* The problem: Restate the records below word for word.

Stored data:

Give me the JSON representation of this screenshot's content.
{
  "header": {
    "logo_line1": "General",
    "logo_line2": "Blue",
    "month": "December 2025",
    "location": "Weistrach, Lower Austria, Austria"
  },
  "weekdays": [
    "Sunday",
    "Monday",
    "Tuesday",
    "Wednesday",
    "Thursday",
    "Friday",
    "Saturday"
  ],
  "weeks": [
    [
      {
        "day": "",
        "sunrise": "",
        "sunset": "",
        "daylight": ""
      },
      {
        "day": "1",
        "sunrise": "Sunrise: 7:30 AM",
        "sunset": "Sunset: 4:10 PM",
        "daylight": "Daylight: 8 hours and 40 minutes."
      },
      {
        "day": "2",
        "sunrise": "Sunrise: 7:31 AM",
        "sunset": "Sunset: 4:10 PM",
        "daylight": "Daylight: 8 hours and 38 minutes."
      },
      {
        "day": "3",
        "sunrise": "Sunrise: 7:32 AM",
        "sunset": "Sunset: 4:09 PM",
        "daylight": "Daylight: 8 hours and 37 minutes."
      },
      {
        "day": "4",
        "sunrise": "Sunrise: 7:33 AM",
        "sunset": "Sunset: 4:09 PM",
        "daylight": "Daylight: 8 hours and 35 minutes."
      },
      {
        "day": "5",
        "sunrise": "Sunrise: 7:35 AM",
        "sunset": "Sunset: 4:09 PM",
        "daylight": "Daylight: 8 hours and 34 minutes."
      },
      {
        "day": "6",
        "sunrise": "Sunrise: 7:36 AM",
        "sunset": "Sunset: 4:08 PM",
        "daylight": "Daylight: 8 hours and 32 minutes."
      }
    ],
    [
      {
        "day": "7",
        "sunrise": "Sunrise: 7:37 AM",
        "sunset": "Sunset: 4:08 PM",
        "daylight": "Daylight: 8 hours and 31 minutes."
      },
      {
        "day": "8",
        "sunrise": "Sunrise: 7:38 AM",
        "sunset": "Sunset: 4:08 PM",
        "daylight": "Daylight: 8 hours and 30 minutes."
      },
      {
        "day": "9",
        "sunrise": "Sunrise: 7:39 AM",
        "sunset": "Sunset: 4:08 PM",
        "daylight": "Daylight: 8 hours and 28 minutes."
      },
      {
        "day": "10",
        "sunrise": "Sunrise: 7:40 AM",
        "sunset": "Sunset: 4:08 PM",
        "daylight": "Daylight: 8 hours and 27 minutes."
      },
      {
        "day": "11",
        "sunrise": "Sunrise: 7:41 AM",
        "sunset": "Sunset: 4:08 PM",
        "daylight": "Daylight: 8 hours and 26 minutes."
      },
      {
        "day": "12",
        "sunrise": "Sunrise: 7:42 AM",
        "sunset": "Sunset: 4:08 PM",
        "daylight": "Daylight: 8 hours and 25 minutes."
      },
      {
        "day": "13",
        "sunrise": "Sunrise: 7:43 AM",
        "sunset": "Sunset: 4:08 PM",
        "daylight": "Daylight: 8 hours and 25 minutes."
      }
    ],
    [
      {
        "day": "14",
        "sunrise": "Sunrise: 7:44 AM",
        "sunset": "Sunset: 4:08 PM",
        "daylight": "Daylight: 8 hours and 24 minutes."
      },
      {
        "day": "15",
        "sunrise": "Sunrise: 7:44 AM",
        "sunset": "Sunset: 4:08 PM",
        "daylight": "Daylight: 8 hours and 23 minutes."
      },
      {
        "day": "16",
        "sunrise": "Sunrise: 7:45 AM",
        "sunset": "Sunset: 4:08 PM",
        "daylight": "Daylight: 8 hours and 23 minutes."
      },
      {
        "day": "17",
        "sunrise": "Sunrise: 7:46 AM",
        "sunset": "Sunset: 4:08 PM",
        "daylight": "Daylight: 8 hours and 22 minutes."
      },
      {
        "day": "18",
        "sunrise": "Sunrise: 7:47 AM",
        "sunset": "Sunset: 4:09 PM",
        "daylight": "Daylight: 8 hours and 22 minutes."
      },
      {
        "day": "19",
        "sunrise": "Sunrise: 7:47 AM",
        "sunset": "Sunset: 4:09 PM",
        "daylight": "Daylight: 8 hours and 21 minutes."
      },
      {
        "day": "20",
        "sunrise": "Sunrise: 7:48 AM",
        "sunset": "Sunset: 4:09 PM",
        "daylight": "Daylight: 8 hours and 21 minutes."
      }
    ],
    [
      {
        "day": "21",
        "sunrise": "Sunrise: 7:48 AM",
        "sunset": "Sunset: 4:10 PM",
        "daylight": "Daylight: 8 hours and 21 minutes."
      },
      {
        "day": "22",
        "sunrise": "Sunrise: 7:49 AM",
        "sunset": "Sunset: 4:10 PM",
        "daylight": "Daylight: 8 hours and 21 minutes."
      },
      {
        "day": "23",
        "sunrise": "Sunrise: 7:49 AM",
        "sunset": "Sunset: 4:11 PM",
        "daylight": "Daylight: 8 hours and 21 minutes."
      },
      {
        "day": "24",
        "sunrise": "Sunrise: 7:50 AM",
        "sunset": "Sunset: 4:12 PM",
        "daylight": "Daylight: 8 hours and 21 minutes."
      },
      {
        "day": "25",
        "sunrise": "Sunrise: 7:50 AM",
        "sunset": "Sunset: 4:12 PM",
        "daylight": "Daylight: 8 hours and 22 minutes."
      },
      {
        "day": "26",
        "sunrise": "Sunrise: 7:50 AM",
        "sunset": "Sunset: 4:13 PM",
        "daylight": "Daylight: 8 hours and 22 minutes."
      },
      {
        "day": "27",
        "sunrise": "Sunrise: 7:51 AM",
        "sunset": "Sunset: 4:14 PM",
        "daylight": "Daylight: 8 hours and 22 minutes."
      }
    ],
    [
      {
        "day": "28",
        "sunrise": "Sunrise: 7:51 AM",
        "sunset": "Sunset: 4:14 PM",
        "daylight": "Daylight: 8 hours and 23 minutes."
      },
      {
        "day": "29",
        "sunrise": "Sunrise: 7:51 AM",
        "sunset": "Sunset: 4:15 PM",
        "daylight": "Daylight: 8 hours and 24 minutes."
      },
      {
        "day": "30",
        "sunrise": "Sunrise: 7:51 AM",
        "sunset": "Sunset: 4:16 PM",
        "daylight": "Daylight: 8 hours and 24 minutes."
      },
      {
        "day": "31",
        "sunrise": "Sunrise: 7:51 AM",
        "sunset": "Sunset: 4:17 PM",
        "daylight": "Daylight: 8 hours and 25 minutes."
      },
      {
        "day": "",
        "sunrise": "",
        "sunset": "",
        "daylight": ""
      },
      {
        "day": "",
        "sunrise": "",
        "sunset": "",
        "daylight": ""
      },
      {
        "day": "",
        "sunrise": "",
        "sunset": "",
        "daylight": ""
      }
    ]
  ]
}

* Task solution:
Give me the JSON representation of this screenshot's content.
{
  "header": {
    "logo_line1": "General",
    "logo_line2": "Blue",
    "month": "December 2025",
    "location": "Weistrach, Lower Austria, Austria"
  },
  "weekdays": [
    "Sunday",
    "Monday",
    "Tuesday",
    "Wednesday",
    "Thursday",
    "Friday",
    "Saturday"
  ],
  "weeks": [
    [
      {
        "day": "",
        "sunrise": "",
        "sunset": "",
        "daylight": ""
      },
      {
        "day": "1",
        "sunrise": "Sunrise: 7:30 AM",
        "sunset": "Sunset: 4:10 PM",
        "daylight": "Daylight: 8 hours and 40 minutes."
      },
      {
        "day": "2",
        "sunrise": "Sunrise: 7:31 AM",
        "sunset": "Sunset: 4:10 PM",
        "daylight": "Daylight: 8 hours and 38 minutes."
      },
      {
        "day": "3",
        "sunrise": "Sunrise: 7:32 AM",
        "sunset": "Sunset: 4:09 PM",
        "daylight": "Daylight: 8 hours and 37 minutes."
      },
      {
        "day": "4",
        "sunrise": "Sunrise: 7:33 AM",
        "sunset": "Sunset: 4:09 PM",
        "daylight": "Daylight: 8 hours and 35 minutes."
      },
      {
        "day": "5",
        "sunrise": "Sunrise: 7:35 AM",
        "sunset": "Sunset: 4:09 PM",
        "daylight": "Daylight: 8 hours and 34 minutes."
      },
      {
        "day": "6",
        "sunrise": "Sunrise: 7:36 AM",
        "sunset": "Sunset: 4:08 PM",
        "daylight": "Daylight: 8 hours and 32 minutes."
      }
    ],
    [
      {
        "day": "7",
        "sunrise": "Sunrise: 7:37 AM",
        "sunset": "Sunset: 4:08 PM",
        "daylight": "Daylight: 8 hours and 31 minutes."
      },
      {
        "day": "8",
        "sunrise": "Sunrise: 7:38 AM",
        "sunset": "Sunset: 4:08 PM",
        "daylight": "Daylight: 8 hours and 30 minutes."
      },
      {
        "day": "9",
        "sunrise": "Sunrise: 7:39 AM",
        "sunset": "Sunset: 4:08 PM",
        "daylight": "Daylight: 8 hours and 28 minutes."
      },
      {
        "day": "10",
        "sunrise": "Sunrise: 7:40 AM",
        "sunset": "Sunset: 4:08 PM",
        "daylight": "Daylight: 8 hours and 27 minutes."
      },
      {
        "day": "11",
        "sunrise": "Sunrise: 7:41 AM",
        "sunset": "Sunset: 4:08 PM",
        "daylight": "Daylight: 8 hours and 26 minutes."
      },
      {
        "day": "12",
        "sunrise": "Sunrise: 7:42 AM",
        "sunset": "Sunset: 4:08 PM",
        "daylight": "Daylight: 8 hours and 25 minutes."
      },
      {
        "day": "13",
        "sunrise": "Sunrise: 7:43 AM",
        "sunset": "Sunset: 4:08 PM",
        "daylight": "Daylight: 8 hours and 25 minutes."
      }
    ],
    [
      {
        "day": "14",
        "sunrise": "Sunrise: 7:44 AM",
        "sunset": "Sunset: 4:08 PM",
        "daylight": "Daylight: 8 hours and 24 minutes."
      },
      {
        "day": "15",
        "sunrise": "Sunrise: 7:44 AM",
        "sunset": "Sunset: 4:08 PM",
        "daylight": "Daylight: 8 hours and 23 minutes."
      },
      {
        "day": "16",
        "sunrise": "Sunrise: 7:45 AM",
        "sunset": "Sunset: 4:08 PM",
        "daylight": "Daylight: 8 hours and 23 minutes."
      },
      {
        "day": "17",
        "sunrise": "Sunrise: 7:46 AM",
        "sunset": "Sunset: 4:08 PM",
        "daylight": "Daylight: 8 hours and 22 minutes."
      },
      {
        "day": "18",
        "sunrise": "Sunrise: 7:47 AM",
        "sunset": "Sunset: 4:09 PM",
        "daylight": "Daylight: 8 hours and 22 minutes."
      },
      {
        "day": "19",
        "sunrise": "Sunrise: 7:47 AM",
        "sunset": "Sunset: 4:09 PM",
        "daylight": "Daylight: 8 hours and 21 minutes."
      },
      {
        "day": "20",
        "sunrise": "Sunrise: 7:48 AM",
        "sunset": "Sunset: 4:09 PM",
        "daylight": "Daylight: 8 hours and 21 minutes."
      }
    ],
    [
      {
        "day": "21",
        "sunrise": "Sunrise: 7:48 AM",
        "sunset": "Sunset: 4:10 PM",
        "daylight": "Daylight: 8 hours and 21 minutes."
      },
      {
        "day": "22",
        "sunrise": "Sunrise: 7:49 AM",
        "sunset": "Sunset: 4:10 PM",
        "daylight": "Daylight: 8 hours and 21 minutes."
      },
      {
        "day": "23",
        "sunrise": "Sunrise: 7:49 AM",
        "sunset": "Sunset: 4:11 PM",
        "daylight": "Daylight: 8 hours and 21 minutes."
      },
      {
        "day": "24",
        "sunrise": "Sunrise: 7:50 AM",
        "sunset": "Sunset: 4:12 PM",
        "daylight": "Daylight: 8 hours and 21 minutes."
      },
      {
        "day": "25",
        "sunrise": "Sunrise: 7:50 AM",
        "sunset": "Sunset: 4:12 PM",
        "daylight": "Daylight: 8 hours and 22 minutes."
      },
      {
        "day": "26",
        "sunrise": "Sunrise: 7:50 AM",
        "sunset": "Sunset: 4:13 PM",
        "daylight": "Daylight: 8 hours and 22 minutes."
      },
      {
        "day": "27",
        "sunrise": "Sunrise: 7:51 AM",
        "sunset": "Sunset: 4:14 PM",
        "daylight": "Daylight: 8 hours and 22 minutes."
      }
    ],
    [
      {
        "day": "28",
        "sunrise": "Sunrise: 7:51 AM",
        "sunset": "Sunset: 4:14 PM",
        "daylight": "Daylight: 8 hours and 23 minutes."
      },
      {
        "day": "29",
        "sunrise": "Sunrise: 7:51 AM",
        "sunset": "Sunset: 4:15 PM",
        "daylight": "Daylight: 8 hours and 24 minutes."
      },
      {
        "day": "30",
        "sunrise": "Sunrise: 7:51 AM",
        "sunset": "Sunset: 4:16 PM",
        "daylight": "Daylight: 8 hours and 24 minutes."
      },
      {
        "day": "31",
        "sunrise": "Sunrise: 7:51 AM",
        "sunset": "Sunset: 4:17 PM",
        "daylight": "Daylight: 8 hours and 25 minutes."
      },
      {
        "day": "",
        "sunrise": "",
        "sunset": "",
        "daylight": ""
      },
      {
        "day": "",
        "sunrise": "",
        "sunset": "",
        "daylight": ""
      },
      {
        "day": "",
        "sunrise": "",
        "sunset": "",
        "daylight": ""
      }
    ]
  ]
}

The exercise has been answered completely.